> _DIRECTIONS_:
Find the string "bottom" and gather every line that holds it.

> _SUPPLIED DATA_:
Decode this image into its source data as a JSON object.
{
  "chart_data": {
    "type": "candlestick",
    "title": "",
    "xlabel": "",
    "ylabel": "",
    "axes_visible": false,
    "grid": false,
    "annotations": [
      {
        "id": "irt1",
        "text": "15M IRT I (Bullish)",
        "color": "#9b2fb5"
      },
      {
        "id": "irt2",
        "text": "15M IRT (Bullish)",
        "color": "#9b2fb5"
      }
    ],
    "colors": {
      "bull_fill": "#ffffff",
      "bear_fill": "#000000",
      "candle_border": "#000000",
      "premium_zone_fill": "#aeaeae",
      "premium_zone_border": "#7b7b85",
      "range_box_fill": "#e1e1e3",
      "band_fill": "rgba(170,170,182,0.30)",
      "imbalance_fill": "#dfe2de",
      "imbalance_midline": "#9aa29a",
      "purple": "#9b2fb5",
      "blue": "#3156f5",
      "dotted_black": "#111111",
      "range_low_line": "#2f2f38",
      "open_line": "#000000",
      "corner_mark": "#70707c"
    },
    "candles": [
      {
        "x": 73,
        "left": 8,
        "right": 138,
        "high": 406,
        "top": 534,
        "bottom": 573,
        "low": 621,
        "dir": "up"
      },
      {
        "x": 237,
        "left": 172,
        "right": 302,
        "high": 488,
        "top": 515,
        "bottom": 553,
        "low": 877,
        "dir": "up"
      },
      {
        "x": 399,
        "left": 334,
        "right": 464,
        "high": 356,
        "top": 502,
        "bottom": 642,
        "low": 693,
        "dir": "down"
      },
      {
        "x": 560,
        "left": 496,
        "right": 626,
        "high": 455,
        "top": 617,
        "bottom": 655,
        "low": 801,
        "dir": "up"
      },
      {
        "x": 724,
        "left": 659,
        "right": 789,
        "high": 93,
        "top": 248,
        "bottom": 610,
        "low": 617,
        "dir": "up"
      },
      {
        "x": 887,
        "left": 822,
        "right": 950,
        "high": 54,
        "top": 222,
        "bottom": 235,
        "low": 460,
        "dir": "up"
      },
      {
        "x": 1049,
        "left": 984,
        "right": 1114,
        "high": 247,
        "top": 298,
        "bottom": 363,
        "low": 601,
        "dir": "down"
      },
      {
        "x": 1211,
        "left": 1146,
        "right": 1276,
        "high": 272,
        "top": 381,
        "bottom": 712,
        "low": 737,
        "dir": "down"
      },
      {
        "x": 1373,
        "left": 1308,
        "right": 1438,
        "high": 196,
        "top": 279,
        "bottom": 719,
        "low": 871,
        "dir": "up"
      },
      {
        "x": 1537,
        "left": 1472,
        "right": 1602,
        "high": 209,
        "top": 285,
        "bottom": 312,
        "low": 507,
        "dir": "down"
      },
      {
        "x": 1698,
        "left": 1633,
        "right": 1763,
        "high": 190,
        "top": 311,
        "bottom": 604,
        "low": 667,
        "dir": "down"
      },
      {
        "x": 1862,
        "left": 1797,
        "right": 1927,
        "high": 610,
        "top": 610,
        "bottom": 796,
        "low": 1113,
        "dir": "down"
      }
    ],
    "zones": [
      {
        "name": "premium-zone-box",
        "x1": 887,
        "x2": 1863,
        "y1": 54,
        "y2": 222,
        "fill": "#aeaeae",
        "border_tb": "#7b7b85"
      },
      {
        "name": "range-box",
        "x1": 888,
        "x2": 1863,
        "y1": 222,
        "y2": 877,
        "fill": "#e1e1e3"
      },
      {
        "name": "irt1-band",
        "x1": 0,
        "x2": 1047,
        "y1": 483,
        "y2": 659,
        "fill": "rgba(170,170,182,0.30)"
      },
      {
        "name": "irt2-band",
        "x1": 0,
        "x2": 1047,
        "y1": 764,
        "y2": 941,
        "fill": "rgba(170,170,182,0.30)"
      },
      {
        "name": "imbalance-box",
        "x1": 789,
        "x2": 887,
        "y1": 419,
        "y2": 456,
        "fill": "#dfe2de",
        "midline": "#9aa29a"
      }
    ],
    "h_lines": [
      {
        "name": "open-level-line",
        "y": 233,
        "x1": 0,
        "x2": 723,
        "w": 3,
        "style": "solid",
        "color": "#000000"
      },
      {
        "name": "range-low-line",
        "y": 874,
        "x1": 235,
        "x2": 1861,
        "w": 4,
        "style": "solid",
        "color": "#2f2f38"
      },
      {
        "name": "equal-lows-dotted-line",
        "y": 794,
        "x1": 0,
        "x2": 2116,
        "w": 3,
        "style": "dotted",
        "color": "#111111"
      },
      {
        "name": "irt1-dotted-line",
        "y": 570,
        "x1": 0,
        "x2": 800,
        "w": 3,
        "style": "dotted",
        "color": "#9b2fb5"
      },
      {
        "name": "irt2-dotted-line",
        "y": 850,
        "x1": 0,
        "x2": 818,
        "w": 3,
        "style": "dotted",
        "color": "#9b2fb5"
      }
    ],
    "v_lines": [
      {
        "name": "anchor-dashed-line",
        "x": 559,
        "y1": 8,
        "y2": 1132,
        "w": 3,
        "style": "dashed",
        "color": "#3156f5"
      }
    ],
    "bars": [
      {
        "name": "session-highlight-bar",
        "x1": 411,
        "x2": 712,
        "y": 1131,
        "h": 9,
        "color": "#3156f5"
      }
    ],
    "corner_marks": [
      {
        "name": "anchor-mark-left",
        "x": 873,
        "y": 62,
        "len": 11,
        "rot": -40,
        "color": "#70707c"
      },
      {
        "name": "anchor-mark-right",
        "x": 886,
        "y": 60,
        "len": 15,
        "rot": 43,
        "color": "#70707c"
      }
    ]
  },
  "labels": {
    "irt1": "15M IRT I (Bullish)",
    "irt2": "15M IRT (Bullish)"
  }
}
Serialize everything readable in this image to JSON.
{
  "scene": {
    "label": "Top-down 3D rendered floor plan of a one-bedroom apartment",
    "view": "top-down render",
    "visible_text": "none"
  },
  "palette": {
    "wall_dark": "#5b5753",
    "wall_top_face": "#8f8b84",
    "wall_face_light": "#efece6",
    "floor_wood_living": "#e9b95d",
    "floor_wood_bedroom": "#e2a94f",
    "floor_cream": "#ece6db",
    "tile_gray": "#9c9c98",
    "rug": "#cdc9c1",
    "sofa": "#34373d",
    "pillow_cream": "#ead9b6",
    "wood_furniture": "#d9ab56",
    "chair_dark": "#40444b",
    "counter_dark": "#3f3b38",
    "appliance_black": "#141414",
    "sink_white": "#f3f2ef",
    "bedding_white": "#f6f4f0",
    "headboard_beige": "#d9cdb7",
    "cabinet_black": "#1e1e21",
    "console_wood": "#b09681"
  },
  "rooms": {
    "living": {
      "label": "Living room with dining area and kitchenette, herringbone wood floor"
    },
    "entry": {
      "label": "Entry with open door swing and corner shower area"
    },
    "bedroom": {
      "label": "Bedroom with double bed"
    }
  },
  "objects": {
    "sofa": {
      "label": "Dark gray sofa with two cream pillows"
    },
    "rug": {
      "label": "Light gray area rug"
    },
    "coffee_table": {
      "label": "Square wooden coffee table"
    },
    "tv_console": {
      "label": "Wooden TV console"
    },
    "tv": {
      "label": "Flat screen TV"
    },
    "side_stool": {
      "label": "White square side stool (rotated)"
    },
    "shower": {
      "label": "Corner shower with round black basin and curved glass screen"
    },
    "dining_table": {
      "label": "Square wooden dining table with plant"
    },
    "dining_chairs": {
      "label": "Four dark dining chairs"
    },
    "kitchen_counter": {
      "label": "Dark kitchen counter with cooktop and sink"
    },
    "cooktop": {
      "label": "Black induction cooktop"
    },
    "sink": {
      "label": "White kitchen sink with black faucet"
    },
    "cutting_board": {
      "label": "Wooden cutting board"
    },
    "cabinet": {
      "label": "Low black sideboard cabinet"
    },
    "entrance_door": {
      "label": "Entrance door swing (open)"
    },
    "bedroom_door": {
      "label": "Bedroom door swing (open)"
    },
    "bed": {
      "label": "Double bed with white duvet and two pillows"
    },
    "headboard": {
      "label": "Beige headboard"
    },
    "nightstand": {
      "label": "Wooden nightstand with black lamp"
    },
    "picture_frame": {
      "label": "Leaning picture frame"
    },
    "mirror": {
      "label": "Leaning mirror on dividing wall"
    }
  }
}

> _RESPONSE BELOW_:
        "bottom": 573,
        "bottom": 553,
        "bottom": 642,
        "bottom": 655,
        "bottom": 610,
        "bottom": 235,
        "bottom": 363,
        "bottom": 712,
        "bottom": 719,
        "bottom": 312,
        "bottom": 604,
        "bottom": 796,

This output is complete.